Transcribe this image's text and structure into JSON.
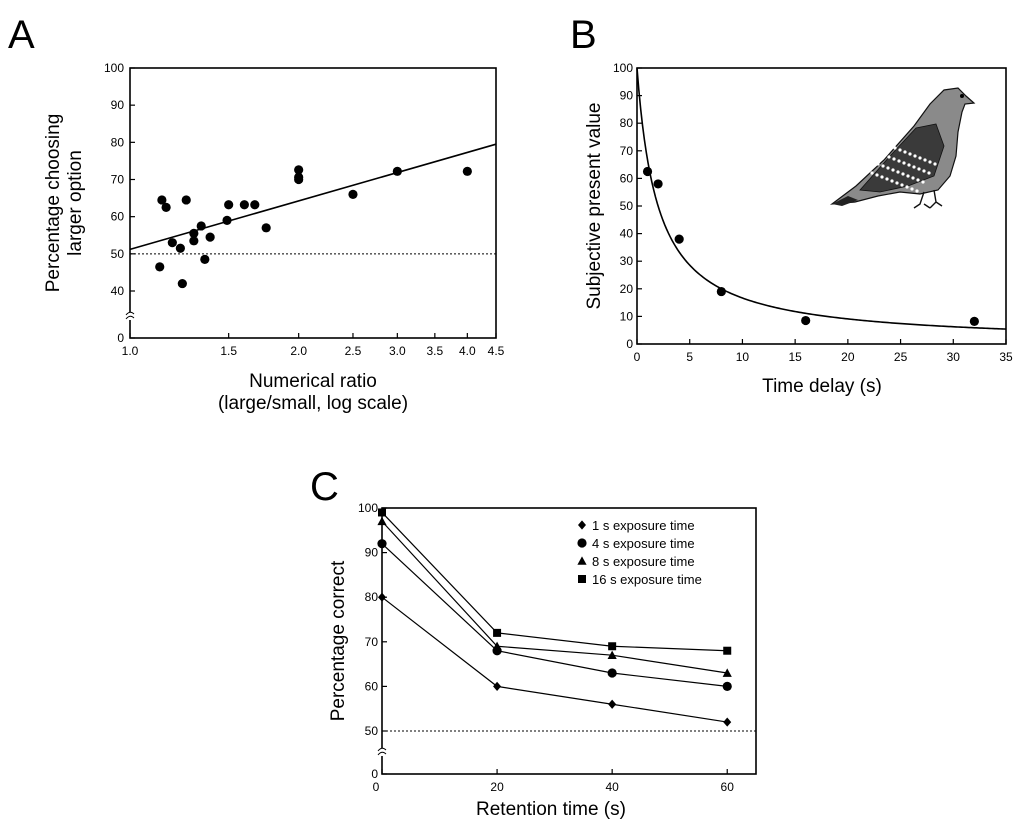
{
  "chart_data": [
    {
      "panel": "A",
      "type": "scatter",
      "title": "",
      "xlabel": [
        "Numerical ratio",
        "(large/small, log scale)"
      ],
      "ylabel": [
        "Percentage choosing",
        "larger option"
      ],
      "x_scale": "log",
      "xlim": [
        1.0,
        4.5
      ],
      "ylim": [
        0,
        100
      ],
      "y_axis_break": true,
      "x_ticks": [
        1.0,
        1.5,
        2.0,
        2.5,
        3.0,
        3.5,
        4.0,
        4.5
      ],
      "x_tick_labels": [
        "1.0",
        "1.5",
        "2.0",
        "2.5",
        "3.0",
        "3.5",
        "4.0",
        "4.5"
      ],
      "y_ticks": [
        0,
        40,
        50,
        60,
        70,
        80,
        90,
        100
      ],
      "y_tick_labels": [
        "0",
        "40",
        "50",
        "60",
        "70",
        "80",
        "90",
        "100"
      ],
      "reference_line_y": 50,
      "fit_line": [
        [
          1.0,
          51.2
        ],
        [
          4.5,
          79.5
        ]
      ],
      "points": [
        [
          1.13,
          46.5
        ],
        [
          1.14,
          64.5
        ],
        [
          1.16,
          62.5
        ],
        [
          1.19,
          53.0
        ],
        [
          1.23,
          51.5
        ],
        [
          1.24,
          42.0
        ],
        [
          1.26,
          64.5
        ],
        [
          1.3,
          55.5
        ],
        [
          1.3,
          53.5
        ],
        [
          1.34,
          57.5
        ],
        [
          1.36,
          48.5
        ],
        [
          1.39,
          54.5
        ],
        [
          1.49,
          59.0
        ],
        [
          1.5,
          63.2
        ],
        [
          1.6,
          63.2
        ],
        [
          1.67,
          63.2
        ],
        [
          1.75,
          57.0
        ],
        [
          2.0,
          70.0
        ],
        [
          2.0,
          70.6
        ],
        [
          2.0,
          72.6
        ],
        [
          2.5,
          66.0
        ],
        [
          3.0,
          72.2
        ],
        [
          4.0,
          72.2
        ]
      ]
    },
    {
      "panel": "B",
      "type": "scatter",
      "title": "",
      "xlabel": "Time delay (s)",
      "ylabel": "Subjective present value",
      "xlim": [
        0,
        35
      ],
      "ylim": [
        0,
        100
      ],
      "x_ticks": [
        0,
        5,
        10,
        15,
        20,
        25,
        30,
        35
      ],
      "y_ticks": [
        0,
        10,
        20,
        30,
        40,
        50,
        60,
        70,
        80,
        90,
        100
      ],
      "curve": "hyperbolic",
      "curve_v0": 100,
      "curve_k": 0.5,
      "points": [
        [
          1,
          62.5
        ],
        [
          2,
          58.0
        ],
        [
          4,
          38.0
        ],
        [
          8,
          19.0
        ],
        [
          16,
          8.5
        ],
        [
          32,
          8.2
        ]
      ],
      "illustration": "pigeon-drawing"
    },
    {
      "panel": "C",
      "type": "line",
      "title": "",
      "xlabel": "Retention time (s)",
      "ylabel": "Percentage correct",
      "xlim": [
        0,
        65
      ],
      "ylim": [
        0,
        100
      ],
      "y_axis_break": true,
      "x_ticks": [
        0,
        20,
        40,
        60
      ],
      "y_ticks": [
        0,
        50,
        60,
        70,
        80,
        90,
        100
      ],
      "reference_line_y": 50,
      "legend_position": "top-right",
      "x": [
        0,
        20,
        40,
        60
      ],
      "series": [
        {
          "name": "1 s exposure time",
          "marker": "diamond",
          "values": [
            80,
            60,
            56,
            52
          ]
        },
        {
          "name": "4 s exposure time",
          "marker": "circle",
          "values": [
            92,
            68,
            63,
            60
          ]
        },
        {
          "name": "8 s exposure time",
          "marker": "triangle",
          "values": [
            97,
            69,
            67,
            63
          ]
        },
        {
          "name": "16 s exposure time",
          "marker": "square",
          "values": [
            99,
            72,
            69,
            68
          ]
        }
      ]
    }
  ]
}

□ □ □

**Exercise brief**
With the pictures omitted, reproduce the records in full and exactly.

**Full answer**
Transcribe this image's text and structure into JSON.
{
  "chart_data": [
    {
      "panel": "A",
      "type": "scatter",
      "title": "",
      "xlabel": [
        "Numerical ratio",
        "(large/small, log scale)"
      ],
      "ylabel": [
        "Percentage choosing",
        "larger option"
      ],
      "x_scale": "log",
      "xlim": [
        1.0,
        4.5
      ],
      "ylim": [
        0,
        100
      ],
      "y_axis_break": true,
      "x_ticks": [
        1.0,
        1.5,
        2.0,
        2.5,
        3.0,
        3.5,
        4.0,
        4.5
      ],
      "x_tick_labels": [
        "1.0",
        "1.5",
        "2.0",
        "2.5",
        "3.0",
        "3.5",
        "4.0",
        "4.5"
      ],
      "y_ticks": [
        0,
        40,
        50,
        60,
        70,
        80,
        90,
        100
      ],
      "y_tick_labels": [
        "0",
        "40",
        "50",
        "60",
        "70",
        "80",
        "90",
        "100"
      ],
      "reference_line_y": 50,
      "fit_line": [
        [
          1.0,
          51.2
        ],
        [
          4.5,
          79.5
        ]
      ],
      "points": [
        [
          1.13,
          46.5
        ],
        [
          1.14,
          64.5
        ],
        [
          1.16,
          62.5
        ],
        [
          1.19,
          53.0
        ],
        [
          1.23,
          51.5
        ],
        [
          1.24,
          42.0
        ],
        [
          1.26,
          64.5
        ],
        [
          1.3,
          55.5
        ],
        [
          1.3,
          53.5
        ],
        [
          1.34,
          57.5
        ],
        [
          1.36,
          48.5
        ],
        [
          1.39,
          54.5
        ],
        [
          1.49,
          59.0
        ],
        [
          1.5,
          63.2
        ],
        [
          1.6,
          63.2
        ],
        [
          1.67,
          63.2
        ],
        [
          1.75,
          57.0
        ],
        [
          2.0,
          70.0
        ],
        [
          2.0,
          70.6
        ],
        [
          2.0,
          72.6
        ],
        [
          2.5,
          66.0
        ],
        [
          3.0,
          72.2
        ],
        [
          4.0,
          72.2
        ]
      ]
    },
    {
      "panel": "B",
      "type": "scatter",
      "title": "",
      "xlabel": "Time delay (s)",
      "ylabel": "Subjective present value",
      "xlim": [
        0,
        35
      ],
      "ylim": [
        0,
        100
      ],
      "x_ticks": [
        0,
        5,
        10,
        15,
        20,
        25,
        30,
        35
      ],
      "y_ticks": [
        0,
        10,
        20,
        30,
        40,
        50,
        60,
        70,
        80,
        90,
        100
      ],
      "curve": "hyperbolic",
      "curve_v0": 100,
      "curve_k": 0.5,
      "points": [
        [
          1,
          62.5
        ],
        [
          2,
          58.0
        ],
        [
          4,
          38.0
        ],
        [
          8,
          19.0
        ],
        [
          16,
          8.5
        ],
        [
          32,
          8.2
        ]
      ],
      "illustration": "pigeon-drawing"
    },
    {
      "panel": "C",
      "type": "line",
      "title": "",
      "xlabel": "Retention time (s)",
      "ylabel": "Percentage correct",
      "xlim": [
        0,
        65
      ],
      "ylim": [
        0,
        100
      ],
      "y_axis_break": true,
      "x_ticks": [
        0,
        20,
        40,
        60
      ],
      "y_ticks": [
        0,
        50,
        60,
        70,
        80,
        90,
        100
      ],
      "reference_line_y": 50,
      "legend_position": "top-right",
      "x": [
        0,
        20,
        40,
        60
      ],
      "series": [
        {
          "name": "1 s exposure time",
          "marker": "diamond",
          "values": [
            80,
            60,
            56,
            52
          ]
        },
        {
          "name": "4 s exposure time",
          "marker": "circle",
          "values": [
            92,
            68,
            63,
            60
          ]
        },
        {
          "name": "8 s exposure time",
          "marker": "triangle",
          "values": [
            97,
            69,
            67,
            63
          ]
        },
        {
          "name": "16 s exposure time",
          "marker": "square",
          "values": [
            99,
            72,
            69,
            68
          ]
        }
      ]
    }
  ]
}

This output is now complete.